> [Description of the task]:
Identify each line in the records below that contains the word "model", and copy it.
-------- Information provided
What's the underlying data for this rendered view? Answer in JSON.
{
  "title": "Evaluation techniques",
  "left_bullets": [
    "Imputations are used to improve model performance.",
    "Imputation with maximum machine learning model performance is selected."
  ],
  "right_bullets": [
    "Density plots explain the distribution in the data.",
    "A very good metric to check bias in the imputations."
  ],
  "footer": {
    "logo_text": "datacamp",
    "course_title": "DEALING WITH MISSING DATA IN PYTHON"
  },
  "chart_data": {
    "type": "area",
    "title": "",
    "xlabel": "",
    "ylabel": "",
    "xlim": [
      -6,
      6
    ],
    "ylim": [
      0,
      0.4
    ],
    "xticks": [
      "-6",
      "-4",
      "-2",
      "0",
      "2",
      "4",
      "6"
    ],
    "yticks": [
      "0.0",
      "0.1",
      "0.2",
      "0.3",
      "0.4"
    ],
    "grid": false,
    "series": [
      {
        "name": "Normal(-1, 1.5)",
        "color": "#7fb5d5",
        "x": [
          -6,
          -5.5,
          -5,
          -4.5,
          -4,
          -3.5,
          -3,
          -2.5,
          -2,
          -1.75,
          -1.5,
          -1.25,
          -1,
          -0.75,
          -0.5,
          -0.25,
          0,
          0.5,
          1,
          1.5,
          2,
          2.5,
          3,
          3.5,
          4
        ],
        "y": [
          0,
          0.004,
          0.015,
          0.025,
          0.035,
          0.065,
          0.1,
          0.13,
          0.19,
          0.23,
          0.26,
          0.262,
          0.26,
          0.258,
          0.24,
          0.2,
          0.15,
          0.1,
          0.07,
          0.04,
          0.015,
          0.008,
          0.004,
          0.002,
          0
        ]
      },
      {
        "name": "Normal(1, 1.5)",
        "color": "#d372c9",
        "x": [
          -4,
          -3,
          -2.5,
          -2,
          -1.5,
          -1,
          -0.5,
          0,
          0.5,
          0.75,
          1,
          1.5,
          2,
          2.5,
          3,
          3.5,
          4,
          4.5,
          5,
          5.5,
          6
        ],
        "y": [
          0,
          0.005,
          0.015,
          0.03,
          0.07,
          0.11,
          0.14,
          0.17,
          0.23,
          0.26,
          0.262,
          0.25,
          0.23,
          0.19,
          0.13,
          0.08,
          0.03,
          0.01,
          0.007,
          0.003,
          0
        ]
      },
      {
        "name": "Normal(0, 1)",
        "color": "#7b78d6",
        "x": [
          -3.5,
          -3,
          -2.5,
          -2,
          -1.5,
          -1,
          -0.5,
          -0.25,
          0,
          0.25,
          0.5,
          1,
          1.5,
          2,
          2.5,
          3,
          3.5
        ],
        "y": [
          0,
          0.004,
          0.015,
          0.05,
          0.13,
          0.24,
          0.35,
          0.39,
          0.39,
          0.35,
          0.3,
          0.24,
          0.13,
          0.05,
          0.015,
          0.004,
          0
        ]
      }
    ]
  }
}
----------------
> [Exercise response]:
    "Imputations are used to improve model performance.",
    "Imputation with maximum machine learning model performance is selected."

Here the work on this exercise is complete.